Exercise description: Every record must be repeated exactly; omit any pictures they contain.

Source data:

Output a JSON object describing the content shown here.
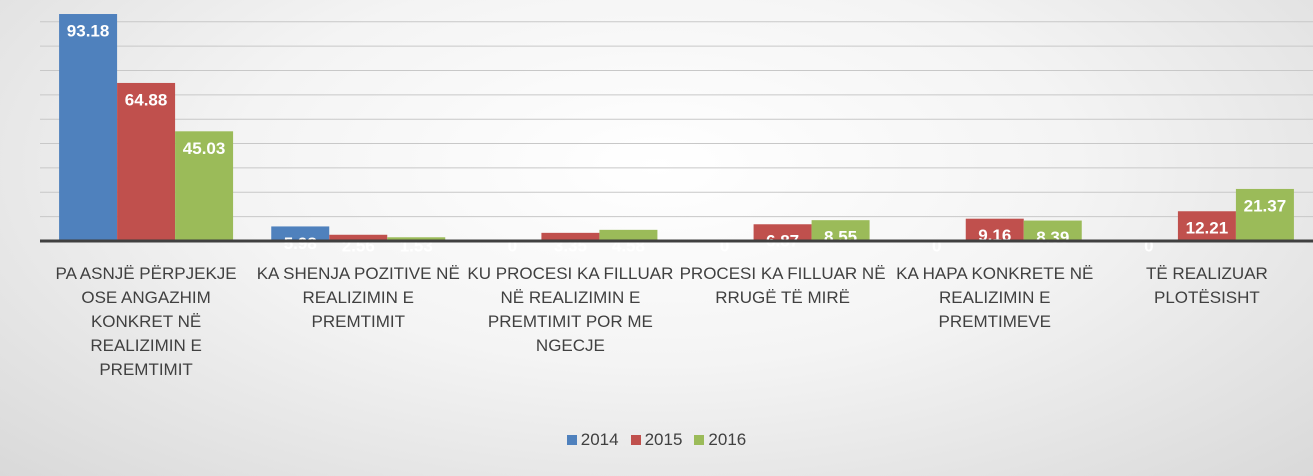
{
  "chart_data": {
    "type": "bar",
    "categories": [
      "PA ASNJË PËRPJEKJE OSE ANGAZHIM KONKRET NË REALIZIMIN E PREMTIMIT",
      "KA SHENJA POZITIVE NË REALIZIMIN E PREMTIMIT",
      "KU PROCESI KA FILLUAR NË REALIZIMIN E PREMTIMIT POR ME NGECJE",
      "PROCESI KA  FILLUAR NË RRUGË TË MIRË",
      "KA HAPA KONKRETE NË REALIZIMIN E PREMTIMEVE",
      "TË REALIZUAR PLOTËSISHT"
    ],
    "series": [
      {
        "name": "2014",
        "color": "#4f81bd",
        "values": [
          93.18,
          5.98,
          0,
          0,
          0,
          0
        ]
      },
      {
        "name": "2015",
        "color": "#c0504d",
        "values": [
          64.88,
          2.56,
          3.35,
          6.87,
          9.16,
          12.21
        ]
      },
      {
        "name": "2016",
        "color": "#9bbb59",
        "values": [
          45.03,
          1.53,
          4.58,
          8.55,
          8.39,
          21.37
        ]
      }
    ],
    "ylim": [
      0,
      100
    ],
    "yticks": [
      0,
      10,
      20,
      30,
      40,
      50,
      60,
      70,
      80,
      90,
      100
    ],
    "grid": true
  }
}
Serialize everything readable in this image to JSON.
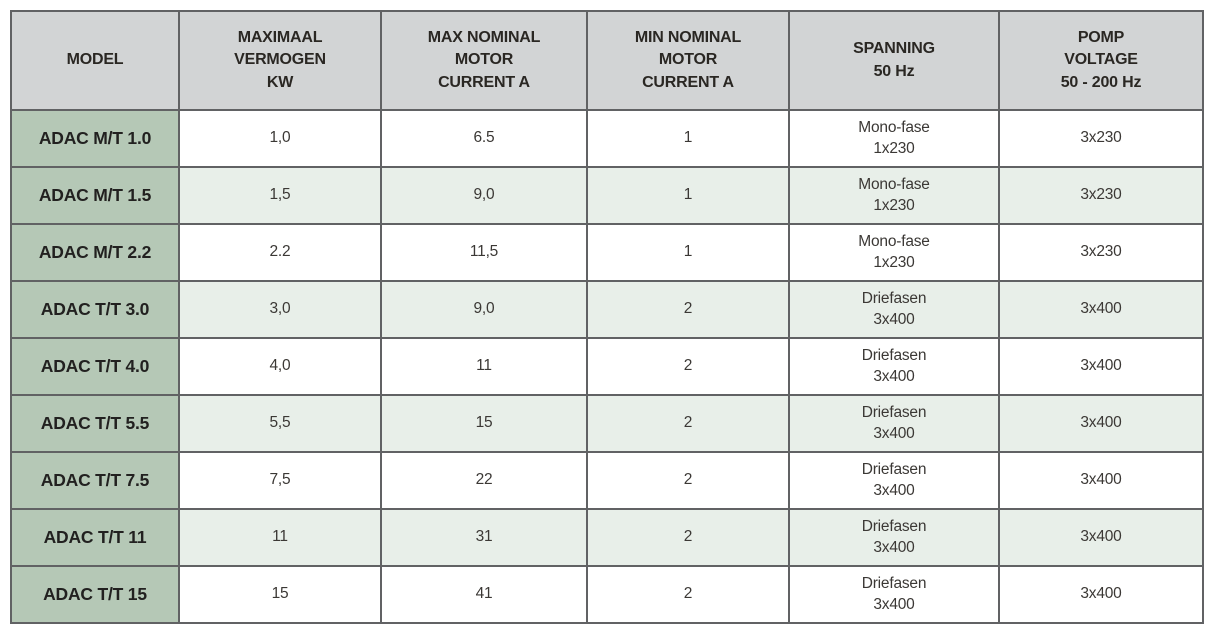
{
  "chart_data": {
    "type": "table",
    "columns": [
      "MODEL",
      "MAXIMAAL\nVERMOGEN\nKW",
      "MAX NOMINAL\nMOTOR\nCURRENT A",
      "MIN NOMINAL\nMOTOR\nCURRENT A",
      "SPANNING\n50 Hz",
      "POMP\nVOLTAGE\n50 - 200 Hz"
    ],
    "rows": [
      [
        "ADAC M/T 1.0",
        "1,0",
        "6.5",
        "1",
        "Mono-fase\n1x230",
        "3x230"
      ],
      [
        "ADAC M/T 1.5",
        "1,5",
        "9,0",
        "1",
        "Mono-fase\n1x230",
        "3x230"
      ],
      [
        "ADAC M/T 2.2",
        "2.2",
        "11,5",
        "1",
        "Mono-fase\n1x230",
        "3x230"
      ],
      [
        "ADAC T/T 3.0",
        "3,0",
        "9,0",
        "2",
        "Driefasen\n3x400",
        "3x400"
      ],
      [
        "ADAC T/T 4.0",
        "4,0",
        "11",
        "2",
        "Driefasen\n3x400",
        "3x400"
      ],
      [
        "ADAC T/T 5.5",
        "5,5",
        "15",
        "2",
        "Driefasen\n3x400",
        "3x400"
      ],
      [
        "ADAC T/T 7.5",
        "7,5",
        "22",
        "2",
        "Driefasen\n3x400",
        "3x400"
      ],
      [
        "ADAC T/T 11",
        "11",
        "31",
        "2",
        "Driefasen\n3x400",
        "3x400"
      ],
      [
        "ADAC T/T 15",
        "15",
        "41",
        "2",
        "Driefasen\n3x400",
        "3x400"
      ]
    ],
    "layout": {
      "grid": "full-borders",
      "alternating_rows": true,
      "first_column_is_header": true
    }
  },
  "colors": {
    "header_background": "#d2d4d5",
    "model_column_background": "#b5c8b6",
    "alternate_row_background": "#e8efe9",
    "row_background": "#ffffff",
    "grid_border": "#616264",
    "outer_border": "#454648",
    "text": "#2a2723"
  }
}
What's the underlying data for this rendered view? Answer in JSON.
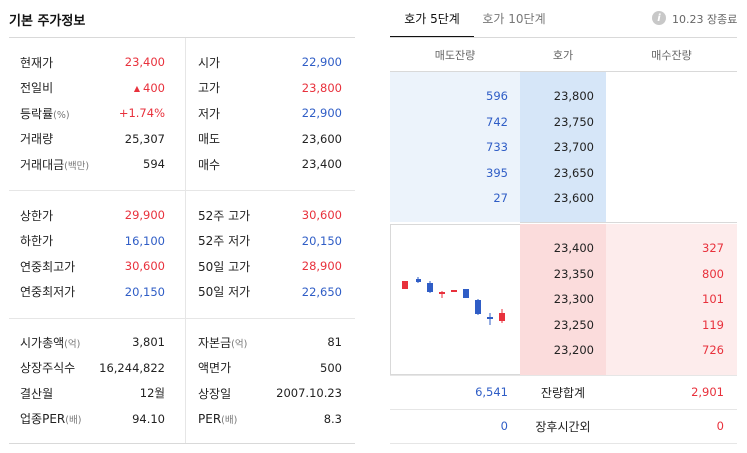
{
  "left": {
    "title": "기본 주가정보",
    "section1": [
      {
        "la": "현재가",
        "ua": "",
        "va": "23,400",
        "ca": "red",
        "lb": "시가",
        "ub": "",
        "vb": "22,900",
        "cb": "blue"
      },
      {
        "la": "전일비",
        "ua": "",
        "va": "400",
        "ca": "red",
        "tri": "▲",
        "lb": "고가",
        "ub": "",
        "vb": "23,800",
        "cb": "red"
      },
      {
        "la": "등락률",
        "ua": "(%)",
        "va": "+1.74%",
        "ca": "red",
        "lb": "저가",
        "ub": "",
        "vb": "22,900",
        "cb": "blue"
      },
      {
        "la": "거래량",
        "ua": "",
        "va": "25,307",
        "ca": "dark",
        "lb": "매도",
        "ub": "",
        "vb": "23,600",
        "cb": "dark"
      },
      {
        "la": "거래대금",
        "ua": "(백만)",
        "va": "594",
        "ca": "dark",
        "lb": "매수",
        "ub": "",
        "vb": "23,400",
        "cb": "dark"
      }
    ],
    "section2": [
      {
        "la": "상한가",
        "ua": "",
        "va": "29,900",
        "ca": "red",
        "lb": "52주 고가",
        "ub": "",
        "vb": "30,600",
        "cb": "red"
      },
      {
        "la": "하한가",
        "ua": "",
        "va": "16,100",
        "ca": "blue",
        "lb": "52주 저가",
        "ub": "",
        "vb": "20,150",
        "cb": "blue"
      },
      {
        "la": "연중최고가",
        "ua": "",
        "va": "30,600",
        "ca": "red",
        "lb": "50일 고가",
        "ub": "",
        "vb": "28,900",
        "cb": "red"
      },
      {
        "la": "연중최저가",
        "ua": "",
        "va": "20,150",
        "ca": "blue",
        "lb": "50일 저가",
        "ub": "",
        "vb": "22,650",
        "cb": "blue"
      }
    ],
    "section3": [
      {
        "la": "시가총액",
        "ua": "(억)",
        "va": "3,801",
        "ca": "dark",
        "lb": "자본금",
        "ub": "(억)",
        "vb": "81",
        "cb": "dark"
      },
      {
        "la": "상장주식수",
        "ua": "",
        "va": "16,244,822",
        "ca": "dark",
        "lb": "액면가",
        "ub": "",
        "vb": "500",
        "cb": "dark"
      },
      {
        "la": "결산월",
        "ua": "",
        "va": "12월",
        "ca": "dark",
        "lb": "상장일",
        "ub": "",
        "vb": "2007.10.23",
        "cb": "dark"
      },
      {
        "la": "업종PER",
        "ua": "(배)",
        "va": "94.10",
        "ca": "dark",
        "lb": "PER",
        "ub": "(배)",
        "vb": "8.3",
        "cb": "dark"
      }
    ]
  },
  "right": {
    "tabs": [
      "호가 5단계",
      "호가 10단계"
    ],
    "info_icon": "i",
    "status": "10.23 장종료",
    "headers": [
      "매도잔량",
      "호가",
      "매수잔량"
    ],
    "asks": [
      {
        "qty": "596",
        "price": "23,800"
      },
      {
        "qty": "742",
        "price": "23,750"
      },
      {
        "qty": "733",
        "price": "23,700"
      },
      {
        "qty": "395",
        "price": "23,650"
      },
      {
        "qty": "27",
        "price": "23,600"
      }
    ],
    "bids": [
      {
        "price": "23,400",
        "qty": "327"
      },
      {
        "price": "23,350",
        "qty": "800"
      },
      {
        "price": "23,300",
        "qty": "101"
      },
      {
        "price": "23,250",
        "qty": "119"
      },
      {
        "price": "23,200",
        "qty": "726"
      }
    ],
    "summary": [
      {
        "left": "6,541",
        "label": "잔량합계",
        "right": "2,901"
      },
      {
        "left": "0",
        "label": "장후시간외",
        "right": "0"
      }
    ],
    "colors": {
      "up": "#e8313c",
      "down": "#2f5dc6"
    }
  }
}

Finished exercise:
Output a JSON object describing the content shown here.
{
  "chart_data": {
    "type": "bar",
    "categories": [
      "PA ASNJË PËRPJEKJE OSE ANGAZHIM KONKRET NË REALIZIMIN E PREMTIMIT",
      "KA SHENJA POZITIVE NË REALIZIMIN E PREMTIMIT",
      "KU PROCESI KA FILLUAR NË REALIZIMIN E PREMTIMIT POR ME NGECJE",
      "PROCESI KA  FILLUAR NË RRUGË TË MIRË",
      "KA HAPA KONKRETE NË REALIZIMIN E PREMTIMEVE",
      "TË REALIZUAR PLOTËSISHT"
    ],
    "series": [
      {
        "name": "2014",
        "color": "#4f81bd",
        "values": [
          93.18,
          5.98,
          0,
          0,
          0,
          0
        ]
      },
      {
        "name": "2015",
        "color": "#c0504d",
        "values": [
          64.88,
          2.56,
          3.35,
          6.87,
          9.16,
          12.21
        ]
      },
      {
        "name": "2016",
        "color": "#9bbb59",
        "values": [
          45.03,
          1.53,
          4.58,
          8.55,
          8.39,
          21.37
        ]
      }
    ],
    "ylim": [
      0,
      100
    ],
    "yticks": [
      0,
      10,
      20,
      30,
      40,
      50,
      60,
      70,
      80,
      90,
      100
    ],
    "grid": true
  }
}
Serialize everything readable in this image to JSON.
{
  "chart_data": {
    "type": "table",
    "columns": [
      "MODEL",
      "MAXIMAAL\nVERMOGEN\nKW",
      "MAX NOMINAL\nMOTOR\nCURRENT A",
      "MIN NOMINAL\nMOTOR\nCURRENT A",
      "SPANNING\n50 Hz",
      "POMP\nVOLTAGE\n50 - 200 Hz"
    ],
    "rows": [
      [
        "ADAC M/T 1.0",
        "1,0",
        "6.5",
        "1",
        "Mono-fase\n1x230",
        "3x230"
      ],
      [
        "ADAC M/T 1.5",
        "1,5",
        "9,0",
        "1",
        "Mono-fase\n1x230",
        "3x230"
      ],
      [
        "ADAC M/T 2.2",
        "2.2",
        "11,5",
        "1",
        "Mono-fase\n1x230",
        "3x230"
      ],
      [
        "ADAC T/T 3.0",
        "3,0",
        "9,0",
        "2",
        "Driefasen\n3x400",
        "3x400"
      ],
      [
        "ADAC T/T 4.0",
        "4,0",
        "11",
        "2",
        "Driefasen\n3x400",
        "3x400"
      ],
      [
        "ADAC T/T 5.5",
        "5,5",
        "15",
        "2",
        "Driefasen\n3x400",
        "3x400"
      ],
      [
        "ADAC T/T 7.5",
        "7,5",
        "22",
        "2",
        "Driefasen\n3x400",
        "3x400"
      ],
      [
        "ADAC T/T 11",
        "11",
        "31",
        "2",
        "Driefasen\n3x400",
        "3x400"
      ],
      [
        "ADAC T/T 15",
        "15",
        "41",
        "2",
        "Driefasen\n3x400",
        "3x400"
      ]
    ],
    "layout": {
      "grid": "full-borders",
      "alternating_rows": true,
      "first_column_is_header": true
    }
  },
  "colors": {
    "header_background": "#d2d4d5",
    "model_column_background": "#b5c8b6",
    "alternate_row_background": "#e8efe9",
    "row_background": "#ffffff",
    "grid_border": "#616264",
    "outer_border": "#454648",
    "text": "#2a2723"
  }
}
What's the underlying data for this rendered view? Answer in JSON.
{
  "left": {
    "title": "기본 주가정보",
    "section1": [
      {
        "la": "현재가",
        "ua": "",
        "va": "23,400",
        "ca": "red",
        "lb": "시가",
        "ub": "",
        "vb": "22,900",
        "cb": "blue"
      },
      {
        "la": "전일비",
        "ua": "",
        "va": "400",
        "ca": "red",
        "tri": "▲",
        "lb": "고가",
        "ub": "",
        "vb": "23,800",
        "cb": "red"
      },
      {
        "la": "등락률",
        "ua": "(%)",
        "va": "+1.74%",
        "ca": "red",
        "lb": "저가",
        "ub": "",
        "vb": "22,900",
        "cb": "blue"
      },
      {
        "la": "거래량",
        "ua": "",
        "va": "25,307",
        "ca": "dark",
        "lb": "매도",
        "ub": "",
        "vb": "23,600",
        "cb": "dark"
      },
      {
        "la": "거래대금",
        "ua": "(백만)",
        "va": "594",
        "ca": "dark",
        "lb": "매수",
        "ub": "",
        "vb": "23,400",
        "cb": "dark"
      }
    ],
    "section2": [
      {
        "la": "상한가",
        "ua": "",
        "va": "29,900",
        "ca": "red",
        "lb": "52주 고가",
        "ub": "",
        "vb": "30,600",
        "cb": "red"
      },
      {
        "la": "하한가",
        "ua": "",
        "va": "16,100",
        "ca": "blue",
        "lb": "52주 저가",
        "ub": "",
        "vb": "20,150",
        "cb": "blue"
      },
      {
        "la": "연중최고가",
        "ua": "",
        "va": "30,600",
        "ca": "red",
        "lb": "50일 고가",
        "ub": "",
        "vb": "28,900",
        "cb": "red"
      },
      {
        "la": "연중최저가",
        "ua": "",
        "va": "20,150",
        "ca": "blue",
        "lb": "50일 저가",
        "ub": "",
        "vb": "22,650",
        "cb": "blue"
      }
    ],
    "section3": [
      {
        "la": "시가총액",
        "ua": "(억)",
        "va": "3,801",
        "ca": "dark",
        "lb": "자본금",
        "ub": "(억)",
        "vb": "81",
        "cb": "dark"
      },
      {
        "la": "상장주식수",
        "ua": "",
        "va": "16,244,822",
        "ca": "dark",
        "lb": "액면가",
        "ub": "",
        "vb": "500",
        "cb": "dark"
      },
      {
        "la": "결산월",
        "ua": "",
        "va": "12월",
        "ca": "dark",
        "lb": "상장일",
        "ub": "",
        "vb": "2007.10.23",
        "cb": "dark"
      },
      {
        "la": "업종PER",
        "ua": "(배)",
        "va": "94.10",
        "ca": "dark",
        "lb": "PER",
        "ub": "(배)",
        "vb": "8.3",
        "cb": "dark"
      }
    ]
  },
  "right": {
    "tabs": [
      "호가 5단계",
      "호가 10단계"
    ],
    "info_icon": "i",
    "status": "10.23 장종료",
    "headers": [
      "매도잔량",
      "호가",
      "매수잔량"
    ],
    "asks": [
      {
        "qty": "596",
        "price": "23,800"
      },
      {
        "qty": "742",
        "price": "23,750"
      },
      {
        "qty": "733",
        "price": "23,700"
      },
      {
        "qty": "395",
        "price": "23,650"
      },
      {
        "qty": "27",
        "price": "23,600"
      }
    ],
    "bids": [
      {
        "price": "23,400",
        "qty": "327"
      },
      {
        "price": "23,350",
        "qty": "800"
      },
      {
        "price": "23,300",
        "qty": "101"
      },
      {
        "price": "23,250",
        "qty": "119"
      },
      {
        "price": "23,200",
        "qty": "726"
      }
    ],
    "summary": [
      {
        "left": "6,541",
        "label": "잔량합계",
        "right": "2,901"
      },
      {
        "left": "0",
        "label": "장후시간외",
        "right": "0"
      }
    ],
    "colors": {
      "up": "#e8313c",
      "down": "#2f5dc6"
    }
  }
}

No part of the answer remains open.